— YOUR OBJECTIVE —
Repeat every record below exactly, leaving out the pictures.

+===+

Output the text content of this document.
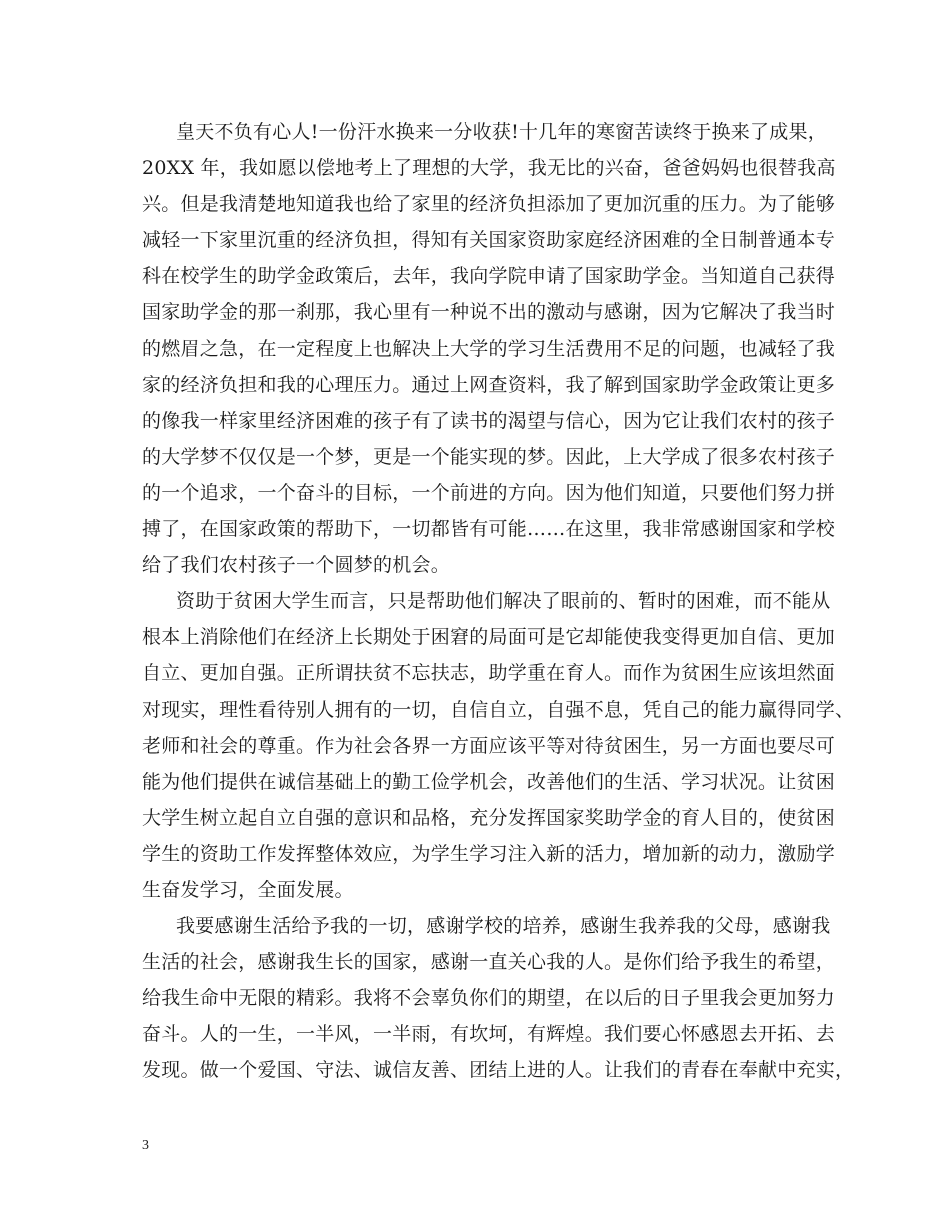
皇天不负有心人!一份汗水换来一分收获!十几年的寒窗苦读终于换来了成果，
20XX 年，我如愿以偿地考上了理想的大学，我无比的兴奋，爸爸妈妈也很替我高
兴。但是我清楚地知道我也给了家里的经济负担添加了更加沉重的压力。为了能够
减轻一下家里沉重的经济负担，得知有关国家资助家庭经济困难的全日制普通本专
科在校学生的助学金政策后，去年，我向学院申请了国家助学金。当知道自己获得
国家助学金的那一刹那，我心里有一种说不出的激动与感谢，因为它解决了我当时
的燃眉之急，在一定程度上也解决上大学的学习生活费用不足的问题，也减轻了我
家的经济负担和我的心理压力。通过上网查资料，我了解到国家助学金政策让更多
的像我一样家里经济困难的孩子有了读书的渴望与信心，因为它让我们农村的孩子
的大学梦不仅仅是一个梦，更是一个能实现的梦。因此，上大学成了很多农村孩子
的一个追求，一个奋斗的目标，一个前进的方向。因为他们知道，只要他们努力拼
搏了，在国家政策的帮助下，一切都皆有可能……在这里，我非常感谢国家和学校
给了我们农村孩子一个圆梦的机会。
资助于贫困大学生而言，只是帮助他们解决了眼前的、暂时的困难，而不能从
根本上消除他们在经济上长期处于困窘的局面可是它却能使我变得更加自信、更加
自立、更加自强。正所谓扶贫不忘扶志，助学重在育人。而作为贫困生应该坦然面
对现实，理性看待别人拥有的一切，自信自立，自强不息，凭自己的能力赢得同学、
老师和社会的尊重。作为社会各界一方面应该平等对待贫困生，另一方面也要尽可
能为他们提供在诚信基础上的勤工俭学机会，改善他们的生活、学习状况。让贫困
大学生树立起自立自强的意识和品格，充分发挥国家奖助学金的育人目的，使贫困
学生的资助工作发挥整体效应，为学生学习注入新的活力，增加新的动力，激励学
生奋发学习，全面发展。
我要感谢生活给予我的一切，感谢学校的培养，感谢生我养我的父母，感谢我
生活的社会，感谢我生长的国家，感谢一直关心我的人。是你们给予我生的希望，
给我生命中无限的精彩。我将不会辜负你们的期望，在以后的日子里我会更加努力
奋斗。人的一生，一半风，一半雨，有坎坷，有辉煌。我们要心怀感恩去开拓、去
发现。做一个爱国、守法、诚信友善、团结上进的人。让我们的青春在奉献中充实，
3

+===+

— SOLUTION TO THE EXERCISE —
Output the text content of this document.
皇天不负有心人!一份汗水换来一分收获!十几年的寒窗苦读终于换来了成果，
20XX 年，我如愿以偿地考上了理想的大学，我无比的兴奋，爸爸妈妈也很替我高
兴。但是我清楚地知道我也给了家里的经济负担添加了更加沉重的压力。为了能够
减轻一下家里沉重的经济负担，得知有关国家资助家庭经济困难的全日制普通本专
科在校学生的助学金政策后，去年，我向学院申请了国家助学金。当知道自己获得
国家助学金的那一刹那，我心里有一种说不出的激动与感谢，因为它解决了我当时
的燃眉之急，在一定程度上也解决上大学的学习生活费用不足的问题，也减轻了我
家的经济负担和我的心理压力。通过上网查资料，我了解到国家助学金政策让更多
的像我一样家里经济困难的孩子有了读书的渴望与信心，因为它让我们农村的孩子
的大学梦不仅仅是一个梦，更是一个能实现的梦。因此，上大学成了很多农村孩子
的一个追求，一个奋斗的目标，一个前进的方向。因为他们知道，只要他们努力拼
搏了，在国家政策的帮助下，一切都皆有可能……在这里，我非常感谢国家和学校
给了我们农村孩子一个圆梦的机会。
资助于贫困大学生而言，只是帮助他们解决了眼前的、暂时的困难，而不能从
根本上消除他们在经济上长期处于困窘的局面可是它却能使我变得更加自信、更加
自立、更加自强。正所谓扶贫不忘扶志，助学重在育人。而作为贫困生应该坦然面
对现实，理性看待别人拥有的一切，自信自立，自强不息，凭自己的能力赢得同学、
老师和社会的尊重。作为社会各界一方面应该平等对待贫困生，另一方面也要尽可
能为他们提供在诚信基础上的勤工俭学机会，改善他们的生活、学习状况。让贫困
大学生树立起自立自强的意识和品格，充分发挥国家奖助学金的育人目的，使贫困
学生的资助工作发挥整体效应，为学生学习注入新的活力，增加新的动力，激励学
生奋发学习，全面发展。
我要感谢生活给予我的一切，感谢学校的培养，感谢生我养我的父母，感谢我
生活的社会，感谢我生长的国家，感谢一直关心我的人。是你们给予我生的希望，
给我生命中无限的精彩。我将不会辜负你们的期望，在以后的日子里我会更加努力
奋斗。人的一生，一半风，一半雨，有坎坷，有辉煌。我们要心怀感恩去开拓、去
发现。做一个爱国、守法、诚信友善、团结上进的人。让我们的青春在奉献中充实，
3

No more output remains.